(Saved data entries)
§

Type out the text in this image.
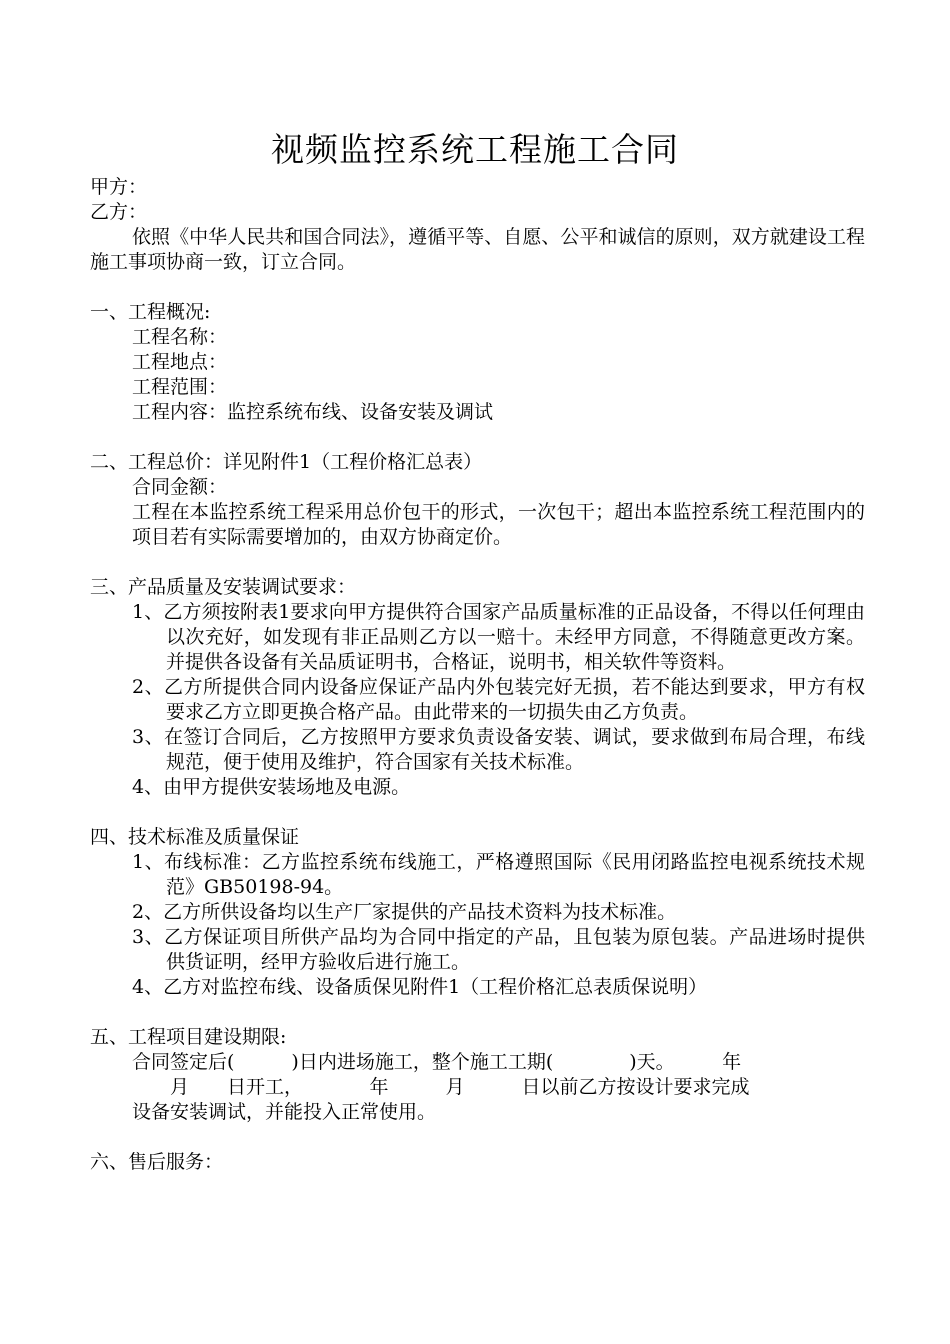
视频监控系统工程施工合同
甲方：
乙方：
依照《中华人民共和国合同法》，遵循平等、自愿、公平和诚信的原则，双方就建设工程施工事项协商一致，订立合同。
一、工程概况:
工程名称：
工程地点：
工程范围：
工程内容：监控系统布线、设备安装及调试
二、工程总价：详见附件1（工程价格汇总表）
合同金额：
工程在本监控系统工程采用总价包干的形式，一次包干；超出本监控系统工程范围内的项目若有实际需要增加的，由双方协商定价。
三、产品质量及安装调试要求：
1、乙方须按附表1要求向甲方提供符合国家产品质量标准的正品设备，不得以任何理由以次充好，如发现有非正品则乙方以一赔十。未经甲方同意，不得随意更改方案。并提供各设备有关品质证明书，合格证，说明书，相关软件等资料。
2、乙方所提供合同内设备应保证产品内外包装完好无损，若不能达到要求，甲方有权要求乙方立即更换合格产品。由此带来的一切损失由乙方负责。
3、在签订合同后，乙方按照甲方要求负责设备安装、调试，要求做到布局合理，布线规范，便于使用及维护，符合国家有关技术标准。
4、由甲方提供安装场地及电源。
四、技术标准及质量保证
1、布线标准：乙方监控系统布线施工，严格遵照国际《民用闭路监控电视系统技术规范》GB50198-94。
2、乙方所供设备均以生产厂家提供的产品技术资料为技术标准。
3、乙方保证项目所供产品均为合同中指定的产品，且包装为原包装。产品进场时提供供货证明，经甲方验收后进行施工。
4、乙方对监控布线、设备质保见附件1（工程价格汇总表质保说明）
五、工程项目建设期限:
合同签定后(　　　)日内进场施工，整个施工工期(　　　　)天。　　　年
　　月　　日开工，　　　　年　　　月　　　日以前乙方按设计要求完成
设备安装调试，并能投入正常使用。
六、售后服务：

§

AIM OF THE TASK
Give every line back word for word and leave the pictures out.

RESPONSE BELOW
Type out the text in this image.
视频监控系统工程施工合同
甲方：
乙方：
依照《中华人民共和国合同法》，遵循平等、自愿、公平和诚信的原则，双方就建设工程施工事项协商一致，订立合同。
一、工程概况:
工程名称：
工程地点：
工程范围：
工程内容：监控系统布线、设备安装及调试
二、工程总价：详见附件1（工程价格汇总表）
合同金额：
工程在本监控系统工程采用总价包干的形式，一次包干；超出本监控系统工程范围内的项目若有实际需要增加的，由双方协商定价。
三、产品质量及安装调试要求：
1、乙方须按附表1要求向甲方提供符合国家产品质量标准的正品设备，不得以任何理由以次充好，如发现有非正品则乙方以一赔十。未经甲方同意，不得随意更改方案。并提供各设备有关品质证明书，合格证，说明书，相关软件等资料。
2、乙方所提供合同内设备应保证产品内外包装完好无损，若不能达到要求，甲方有权要求乙方立即更换合格产品。由此带来的一切损失由乙方负责。
3、在签订合同后，乙方按照甲方要求负责设备安装、调试，要求做到布局合理，布线规范，便于使用及维护，符合国家有关技术标准。
4、由甲方提供安装场地及电源。
四、技术标准及质量保证
1、布线标准：乙方监控系统布线施工，严格遵照国际《民用闭路监控电视系统技术规范》GB50198-94。
2、乙方所供设备均以生产厂家提供的产品技术资料为技术标准。
3、乙方保证项目所供产品均为合同中指定的产品，且包装为原包装。产品进场时提供供货证明，经甲方验收后进行施工。
4、乙方对监控布线、设备质保见附件1（工程价格汇总表质保说明）
五、工程项目建设期限:
合同签定后(　　　)日内进场施工，整个施工工期(　　　　)天。　　　年
　　月　　日开工，　　　　年　　　月　　　日以前乙方按设计要求完成
设备安装调试，并能投入正常使用。
六、售后服务：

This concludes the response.